====== Input rows

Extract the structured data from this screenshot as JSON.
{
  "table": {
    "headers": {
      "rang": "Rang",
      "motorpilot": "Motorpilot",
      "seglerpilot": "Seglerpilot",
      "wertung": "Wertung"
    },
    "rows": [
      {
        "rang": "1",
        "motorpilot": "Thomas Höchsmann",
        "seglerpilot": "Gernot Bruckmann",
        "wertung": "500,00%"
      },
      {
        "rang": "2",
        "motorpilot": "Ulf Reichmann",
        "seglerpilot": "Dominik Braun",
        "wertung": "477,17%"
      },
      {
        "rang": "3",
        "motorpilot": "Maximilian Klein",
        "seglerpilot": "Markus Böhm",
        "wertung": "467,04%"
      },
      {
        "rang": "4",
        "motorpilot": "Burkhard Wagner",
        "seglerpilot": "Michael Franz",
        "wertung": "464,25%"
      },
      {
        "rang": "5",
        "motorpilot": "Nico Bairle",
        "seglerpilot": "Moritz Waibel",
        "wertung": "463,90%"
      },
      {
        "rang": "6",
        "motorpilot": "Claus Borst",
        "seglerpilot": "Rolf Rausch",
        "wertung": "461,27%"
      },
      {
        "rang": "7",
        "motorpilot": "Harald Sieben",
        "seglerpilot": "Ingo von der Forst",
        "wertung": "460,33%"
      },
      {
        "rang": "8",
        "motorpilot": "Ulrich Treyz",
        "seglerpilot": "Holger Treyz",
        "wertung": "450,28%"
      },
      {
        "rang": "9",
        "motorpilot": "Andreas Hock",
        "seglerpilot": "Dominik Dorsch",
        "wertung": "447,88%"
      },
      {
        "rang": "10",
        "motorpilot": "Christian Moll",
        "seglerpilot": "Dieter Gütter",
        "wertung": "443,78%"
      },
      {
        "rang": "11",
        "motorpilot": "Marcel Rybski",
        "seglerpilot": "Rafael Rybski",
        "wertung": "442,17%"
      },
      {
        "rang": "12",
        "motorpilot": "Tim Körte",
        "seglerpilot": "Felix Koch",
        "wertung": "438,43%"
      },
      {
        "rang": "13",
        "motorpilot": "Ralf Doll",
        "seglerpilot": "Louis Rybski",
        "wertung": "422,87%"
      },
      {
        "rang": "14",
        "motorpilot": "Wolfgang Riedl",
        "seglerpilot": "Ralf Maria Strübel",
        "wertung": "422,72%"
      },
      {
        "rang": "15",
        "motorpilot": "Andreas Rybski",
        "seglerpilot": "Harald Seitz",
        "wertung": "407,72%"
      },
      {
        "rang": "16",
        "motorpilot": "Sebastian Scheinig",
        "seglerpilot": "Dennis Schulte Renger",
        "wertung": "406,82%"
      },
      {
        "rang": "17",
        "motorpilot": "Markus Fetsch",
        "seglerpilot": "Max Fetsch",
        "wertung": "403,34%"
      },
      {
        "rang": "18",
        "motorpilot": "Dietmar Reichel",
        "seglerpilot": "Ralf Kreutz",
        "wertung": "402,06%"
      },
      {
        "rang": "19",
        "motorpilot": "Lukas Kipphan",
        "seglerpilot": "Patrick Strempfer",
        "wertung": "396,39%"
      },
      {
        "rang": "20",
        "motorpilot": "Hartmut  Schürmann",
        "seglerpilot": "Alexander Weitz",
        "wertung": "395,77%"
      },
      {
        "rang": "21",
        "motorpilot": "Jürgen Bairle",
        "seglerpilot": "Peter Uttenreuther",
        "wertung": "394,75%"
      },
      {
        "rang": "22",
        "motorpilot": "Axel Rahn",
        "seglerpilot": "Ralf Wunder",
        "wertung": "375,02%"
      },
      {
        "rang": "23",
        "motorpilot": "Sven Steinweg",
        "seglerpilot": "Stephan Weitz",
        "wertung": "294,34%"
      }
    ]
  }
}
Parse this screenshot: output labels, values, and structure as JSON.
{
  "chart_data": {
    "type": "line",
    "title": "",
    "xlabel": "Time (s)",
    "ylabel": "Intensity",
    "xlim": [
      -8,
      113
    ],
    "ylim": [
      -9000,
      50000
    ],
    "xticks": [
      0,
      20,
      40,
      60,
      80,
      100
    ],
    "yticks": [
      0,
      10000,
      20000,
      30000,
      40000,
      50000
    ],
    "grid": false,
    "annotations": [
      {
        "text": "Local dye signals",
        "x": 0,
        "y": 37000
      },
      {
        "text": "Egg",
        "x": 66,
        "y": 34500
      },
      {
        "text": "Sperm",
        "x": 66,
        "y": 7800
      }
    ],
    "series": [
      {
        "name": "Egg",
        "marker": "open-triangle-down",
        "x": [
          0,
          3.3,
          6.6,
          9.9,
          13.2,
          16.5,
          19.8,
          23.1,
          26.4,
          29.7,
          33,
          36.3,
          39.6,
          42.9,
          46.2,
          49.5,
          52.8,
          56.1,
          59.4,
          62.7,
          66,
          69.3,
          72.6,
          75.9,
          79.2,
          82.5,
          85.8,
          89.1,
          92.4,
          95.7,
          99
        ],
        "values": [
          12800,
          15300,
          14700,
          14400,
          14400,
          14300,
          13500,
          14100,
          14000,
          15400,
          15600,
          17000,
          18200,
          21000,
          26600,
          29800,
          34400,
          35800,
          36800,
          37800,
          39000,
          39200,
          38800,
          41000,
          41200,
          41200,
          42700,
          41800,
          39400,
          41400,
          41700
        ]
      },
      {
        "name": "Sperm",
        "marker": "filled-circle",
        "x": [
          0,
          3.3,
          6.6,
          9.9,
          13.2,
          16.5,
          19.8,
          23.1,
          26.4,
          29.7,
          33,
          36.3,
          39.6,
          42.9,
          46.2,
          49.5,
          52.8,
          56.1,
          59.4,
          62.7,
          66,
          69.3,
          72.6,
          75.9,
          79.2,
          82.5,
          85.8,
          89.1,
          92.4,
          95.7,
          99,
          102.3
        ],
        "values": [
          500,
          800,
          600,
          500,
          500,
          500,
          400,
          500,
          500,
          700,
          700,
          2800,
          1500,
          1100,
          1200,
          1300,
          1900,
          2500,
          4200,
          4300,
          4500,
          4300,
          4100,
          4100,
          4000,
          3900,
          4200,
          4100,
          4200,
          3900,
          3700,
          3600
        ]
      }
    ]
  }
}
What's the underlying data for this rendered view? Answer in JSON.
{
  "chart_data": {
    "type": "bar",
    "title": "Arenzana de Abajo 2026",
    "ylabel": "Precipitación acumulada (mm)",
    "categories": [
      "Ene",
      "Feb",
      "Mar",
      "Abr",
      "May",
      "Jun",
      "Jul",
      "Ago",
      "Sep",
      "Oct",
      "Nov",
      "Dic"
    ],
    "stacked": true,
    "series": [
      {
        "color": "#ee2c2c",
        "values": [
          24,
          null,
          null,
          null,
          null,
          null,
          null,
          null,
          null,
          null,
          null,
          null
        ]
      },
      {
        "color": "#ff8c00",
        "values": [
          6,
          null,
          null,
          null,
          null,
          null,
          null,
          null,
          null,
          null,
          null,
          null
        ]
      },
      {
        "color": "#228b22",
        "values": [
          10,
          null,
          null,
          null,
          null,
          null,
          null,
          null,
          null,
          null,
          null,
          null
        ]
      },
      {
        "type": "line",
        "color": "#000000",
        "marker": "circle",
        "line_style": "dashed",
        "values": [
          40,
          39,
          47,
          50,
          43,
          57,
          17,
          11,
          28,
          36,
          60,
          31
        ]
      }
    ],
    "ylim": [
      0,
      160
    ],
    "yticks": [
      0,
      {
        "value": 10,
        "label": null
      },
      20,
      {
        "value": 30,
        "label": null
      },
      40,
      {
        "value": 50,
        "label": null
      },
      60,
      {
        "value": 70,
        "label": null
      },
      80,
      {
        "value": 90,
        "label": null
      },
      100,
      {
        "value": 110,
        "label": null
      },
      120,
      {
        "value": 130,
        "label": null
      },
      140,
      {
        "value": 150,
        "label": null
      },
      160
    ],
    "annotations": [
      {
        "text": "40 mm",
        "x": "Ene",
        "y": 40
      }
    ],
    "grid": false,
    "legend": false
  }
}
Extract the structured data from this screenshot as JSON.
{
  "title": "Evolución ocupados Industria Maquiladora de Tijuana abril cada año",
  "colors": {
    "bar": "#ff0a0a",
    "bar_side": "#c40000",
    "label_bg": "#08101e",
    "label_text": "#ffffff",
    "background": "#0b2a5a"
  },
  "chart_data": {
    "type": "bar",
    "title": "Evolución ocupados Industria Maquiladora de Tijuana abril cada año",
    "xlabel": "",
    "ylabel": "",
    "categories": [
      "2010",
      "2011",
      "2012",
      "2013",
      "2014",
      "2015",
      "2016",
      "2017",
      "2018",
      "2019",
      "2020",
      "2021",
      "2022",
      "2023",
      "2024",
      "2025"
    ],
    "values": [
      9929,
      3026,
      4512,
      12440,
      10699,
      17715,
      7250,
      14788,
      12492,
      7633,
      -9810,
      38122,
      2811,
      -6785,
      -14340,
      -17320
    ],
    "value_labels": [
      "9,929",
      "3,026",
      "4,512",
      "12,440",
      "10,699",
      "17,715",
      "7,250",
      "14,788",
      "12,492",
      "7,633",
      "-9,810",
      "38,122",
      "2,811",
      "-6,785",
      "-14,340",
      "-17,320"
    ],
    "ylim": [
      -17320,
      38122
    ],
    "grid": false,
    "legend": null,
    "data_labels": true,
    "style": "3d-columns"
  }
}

============

Task objective: List all lines above in which the string "Tijuana" appears.

Result:
  "title": "Evolución ocupados Industria Maquiladora de Tijuana abril cada año",
    "title": "Evolución ocupados Industria Maquiladora de Tijuana abril cada año",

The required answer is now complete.